#### [Your instructions]
Please count the lines in the listing below where the word "JACS" appears. Give the number only.

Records
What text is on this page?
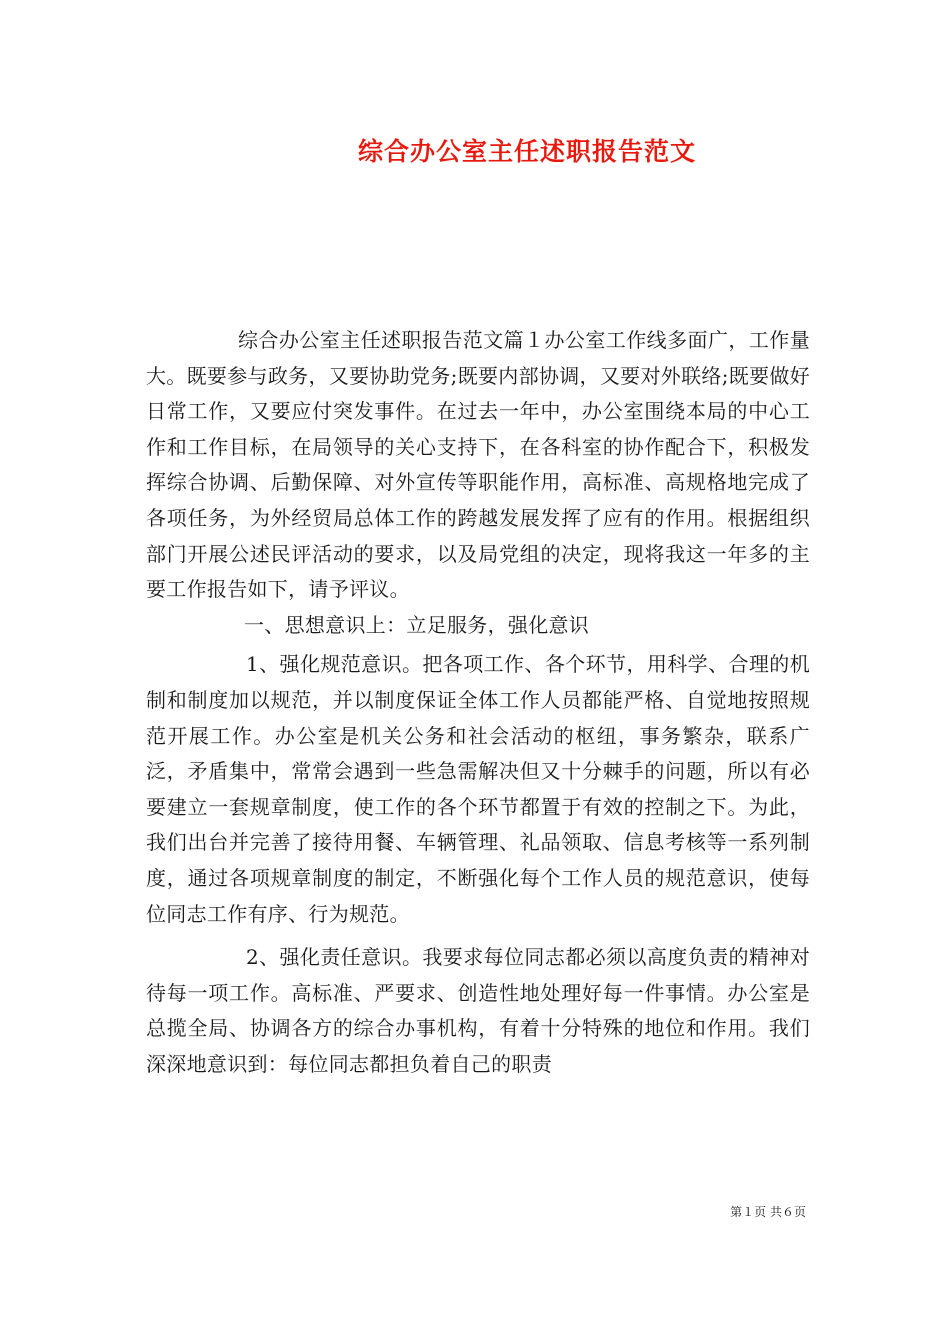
综合办公室主任述职报告范文

综合办公室主任述职报告范文篇１办公室工作线多面广，工作量大。既要参与政务，又要协助党务;既要内部协调，又要对外联络;既要做好日常工作，又要应付突发事件。在过去一年中，办公室围绕本局的中心工作和工作目标，在局领导的关心支持下，在各科室的协作配合下，积极发挥综合协调、后勤保障、对外宣传等职能作用，高标准、高规格地完成了各项任务，为外经贸局总体工作的跨越发展发挥了应有的作用。根据组织部门开展公述民评活动的要求，以及局党组的决定，现将我这一年多的主要工作报告如下，请予评议。

一、思想意识上：立足服务，强化意识

1、强化规范意识。把各项工作、各个环节，用科学、合理的机制和制度加以规范，并以制度保证全体工作人员都能严格、自觉地按照规范开展工作。办公室是机关公务和社会活动的枢纽，事务繁杂，联系广泛，矛盾集中，常常会遇到一些急需解决但又十分棘手的问题，所以有必要建立一套规章制度，使工作的各个环节都置于有效的控制之下。为此，我们出台并完善了接待用餐、车辆管理、礼品领取、信息考核等一系列制度，通过各项规章制度的制定，不断强化每个工作人员的规范意识，使每位同志工作有序、行为规范。

2、强化责任意识。我要求每位同志都必须以高度负责的精神对待每一项工作。高标准、严要求、创造性地处理好每一件事情。办公室是总揽全局、协调各方的综合办事机构，有着十分特殊的地位和作用。我们深深地意识到：每位同志都担负着自己的职责

第１页 共６页
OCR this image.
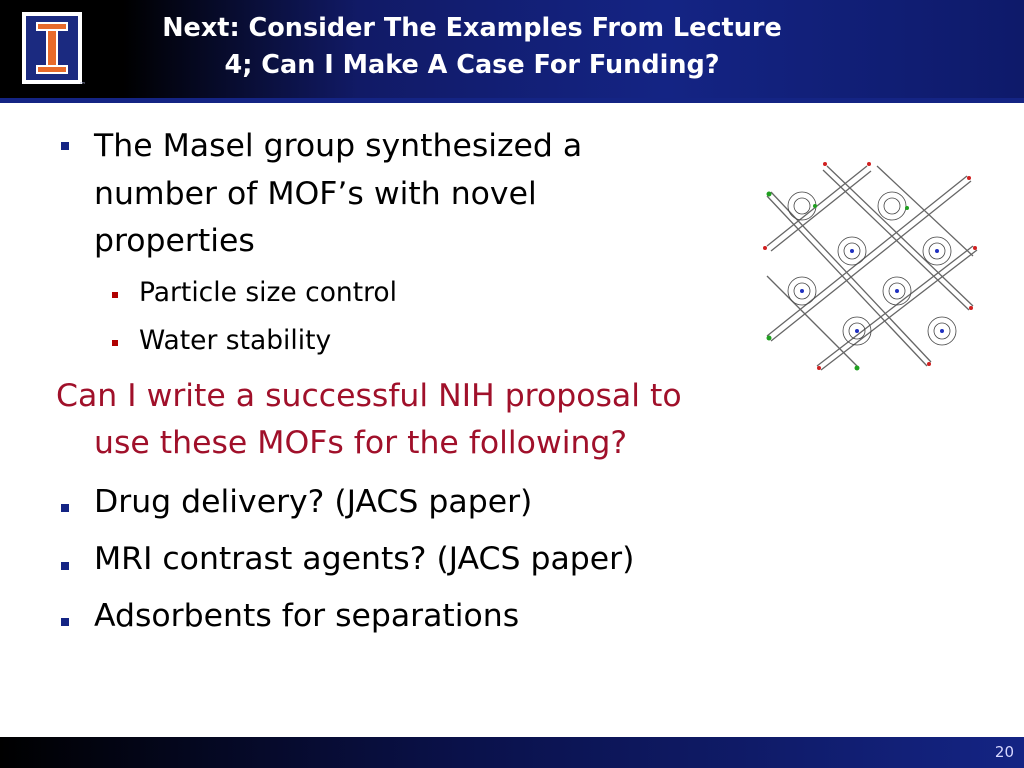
™
Next: Consider The Examples From Lecture
4; Can I Make A Case For Funding?
The Masel group synthesized a
number of MOF’s with novel
properties
Particle size control
Water stability
Can I write a successful NIH proposal to
use these MOFs for the following?
Drug delivery? (JACS paper)
MRI contrast agents? (JACS paper)
Adsorbents for separations
20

#### [Exercise output]
2